## What you should do
The records are to be restated in their entirety, word for word.

=== Supplied entries ===

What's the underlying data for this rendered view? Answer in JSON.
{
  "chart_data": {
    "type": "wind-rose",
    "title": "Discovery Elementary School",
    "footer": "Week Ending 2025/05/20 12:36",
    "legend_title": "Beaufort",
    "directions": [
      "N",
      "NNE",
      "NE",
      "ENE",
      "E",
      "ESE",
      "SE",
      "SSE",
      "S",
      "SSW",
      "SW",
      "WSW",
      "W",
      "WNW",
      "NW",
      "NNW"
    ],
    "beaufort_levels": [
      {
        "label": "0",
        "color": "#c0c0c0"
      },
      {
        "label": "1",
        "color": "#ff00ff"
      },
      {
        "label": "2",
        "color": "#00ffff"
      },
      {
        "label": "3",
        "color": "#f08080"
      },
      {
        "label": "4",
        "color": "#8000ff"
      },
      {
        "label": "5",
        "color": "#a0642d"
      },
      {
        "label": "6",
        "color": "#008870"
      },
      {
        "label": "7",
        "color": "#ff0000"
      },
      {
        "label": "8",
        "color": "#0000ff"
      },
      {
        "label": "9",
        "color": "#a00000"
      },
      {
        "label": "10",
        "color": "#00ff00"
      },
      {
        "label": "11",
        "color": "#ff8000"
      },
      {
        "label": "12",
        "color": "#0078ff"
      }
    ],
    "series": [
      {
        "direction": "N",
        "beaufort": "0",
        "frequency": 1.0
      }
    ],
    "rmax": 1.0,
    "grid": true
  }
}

===

## Full response
What's the underlying data for this rendered view? Answer in JSON.
{
  "chart_data": {
    "type": "wind-rose",
    "title": "Discovery Elementary School",
    "footer": "Week Ending 2025/05/20 12:36",
    "legend_title": "Beaufort",
    "directions": [
      "N",
      "NNE",
      "NE",
      "ENE",
      "E",
      "ESE",
      "SE",
      "SSE",
      "S",
      "SSW",
      "SW",
      "WSW",
      "W",
      "WNW",
      "NW",
      "NNW"
    ],
    "beaufort_levels": [
      {
        "label": "0",
        "color": "#c0c0c0"
      },
      {
        "label": "1",
        "color": "#ff00ff"
      },
      {
        "label": "2",
        "color": "#00ffff"
      },
      {
        "label": "3",
        "color": "#f08080"
      },
      {
        "label": "4",
        "color": "#8000ff"
      },
      {
        "label": "5",
        "color": "#a0642d"
      },
      {
        "label": "6",
        "color": "#008870"
      },
      {
        "label": "7",
        "color": "#ff0000"
      },
      {
        "label": "8",
        "color": "#0000ff"
      },
      {
        "label": "9",
        "color": "#a00000"
      },
      {
        "label": "10",
        "color": "#00ff00"
      },
      {
        "label": "11",
        "color": "#ff8000"
      },
      {
        "label": "12",
        "color": "#0078ff"
      }
    ],
    "series": [
      {
        "direction": "N",
        "beaufort": "0",
        "frequency": 1.0
      }
    ],
    "rmax": 1.0,
    "grid": true
  }
}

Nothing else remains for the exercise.